▸ **Your objective**:
Locate every line in the records below that contains the word "nhiên", and copy each one.

* * * *

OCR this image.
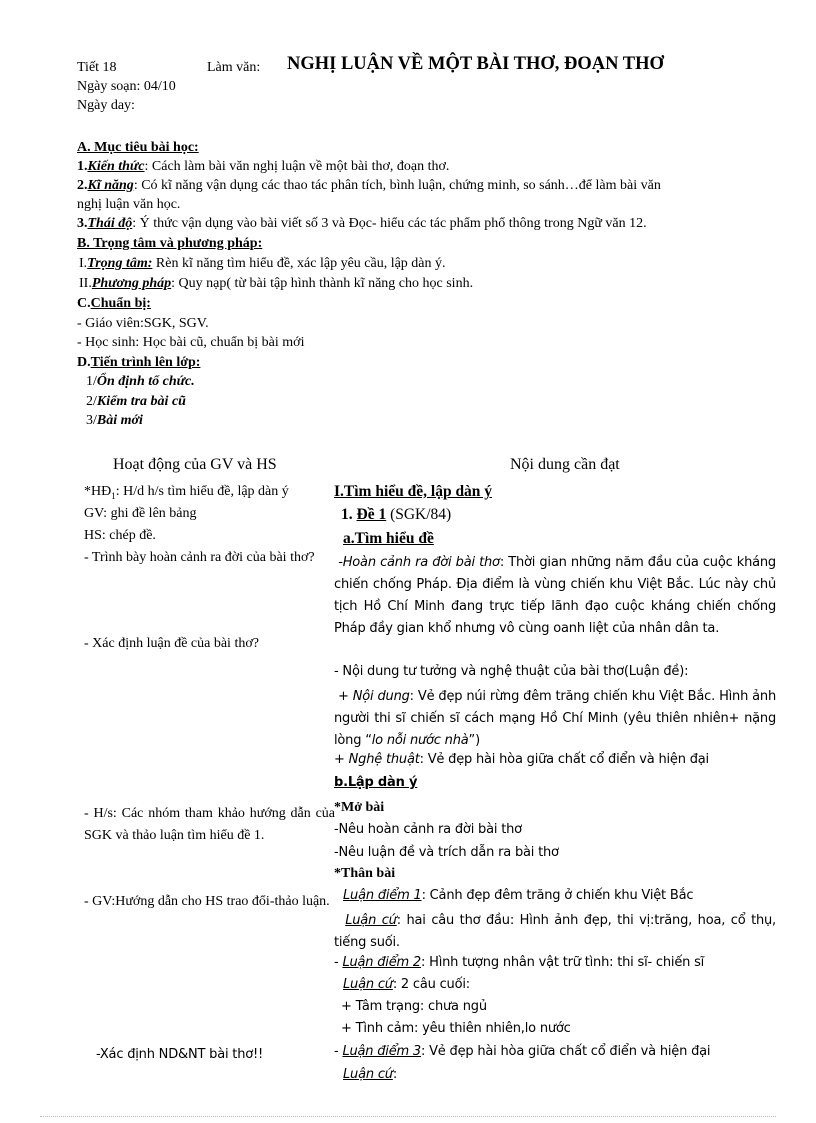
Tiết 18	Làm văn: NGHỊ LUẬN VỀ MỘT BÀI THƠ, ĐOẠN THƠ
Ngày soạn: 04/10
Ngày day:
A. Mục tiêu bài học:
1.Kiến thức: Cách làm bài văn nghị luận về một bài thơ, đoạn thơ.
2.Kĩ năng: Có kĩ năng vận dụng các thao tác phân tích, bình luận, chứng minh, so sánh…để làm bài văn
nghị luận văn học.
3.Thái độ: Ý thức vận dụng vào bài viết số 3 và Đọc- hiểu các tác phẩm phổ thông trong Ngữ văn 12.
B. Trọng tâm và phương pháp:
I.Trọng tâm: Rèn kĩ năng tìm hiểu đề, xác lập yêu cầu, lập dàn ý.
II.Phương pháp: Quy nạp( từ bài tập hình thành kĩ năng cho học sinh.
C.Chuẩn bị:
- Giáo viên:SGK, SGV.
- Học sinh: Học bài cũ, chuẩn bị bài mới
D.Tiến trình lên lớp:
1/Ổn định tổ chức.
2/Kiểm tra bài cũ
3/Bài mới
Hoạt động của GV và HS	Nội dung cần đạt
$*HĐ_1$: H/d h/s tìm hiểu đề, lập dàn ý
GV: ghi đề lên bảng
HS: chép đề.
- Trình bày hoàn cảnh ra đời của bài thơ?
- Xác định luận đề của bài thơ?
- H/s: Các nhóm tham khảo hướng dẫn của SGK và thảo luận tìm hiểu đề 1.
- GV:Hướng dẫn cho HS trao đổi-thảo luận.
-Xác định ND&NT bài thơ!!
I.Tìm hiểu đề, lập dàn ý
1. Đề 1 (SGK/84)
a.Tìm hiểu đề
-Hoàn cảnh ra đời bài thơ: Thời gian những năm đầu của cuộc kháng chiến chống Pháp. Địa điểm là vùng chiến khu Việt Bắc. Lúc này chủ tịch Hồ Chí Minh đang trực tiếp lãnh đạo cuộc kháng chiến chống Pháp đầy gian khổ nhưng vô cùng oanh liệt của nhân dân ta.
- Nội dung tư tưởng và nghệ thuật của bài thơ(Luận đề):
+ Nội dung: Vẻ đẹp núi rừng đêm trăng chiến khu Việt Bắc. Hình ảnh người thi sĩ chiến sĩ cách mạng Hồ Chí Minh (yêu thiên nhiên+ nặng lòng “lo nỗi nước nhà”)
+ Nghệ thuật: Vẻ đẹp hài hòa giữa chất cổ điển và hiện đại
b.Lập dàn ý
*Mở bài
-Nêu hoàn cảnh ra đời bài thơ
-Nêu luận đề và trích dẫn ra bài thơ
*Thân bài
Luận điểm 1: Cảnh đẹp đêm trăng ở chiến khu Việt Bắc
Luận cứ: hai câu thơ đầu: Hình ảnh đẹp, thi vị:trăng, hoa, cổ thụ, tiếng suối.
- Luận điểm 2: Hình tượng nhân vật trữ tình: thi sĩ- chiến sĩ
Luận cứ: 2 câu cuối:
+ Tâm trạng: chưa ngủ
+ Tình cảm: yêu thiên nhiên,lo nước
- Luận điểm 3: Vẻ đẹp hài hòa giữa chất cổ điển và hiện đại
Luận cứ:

* * * *

▸ **Final result**:
+ Nội dung: Vẻ đẹp núi rừng đêm trăng chiến khu Việt Bắc. Hình ảnh người thi sĩ chiến sĩ cách mạng Hồ Chí Minh (yêu thiên nhiên+ nặng lòng “lo nỗi nước nhà”)
+ Tình cảm: yêu thiên nhiên,lo nước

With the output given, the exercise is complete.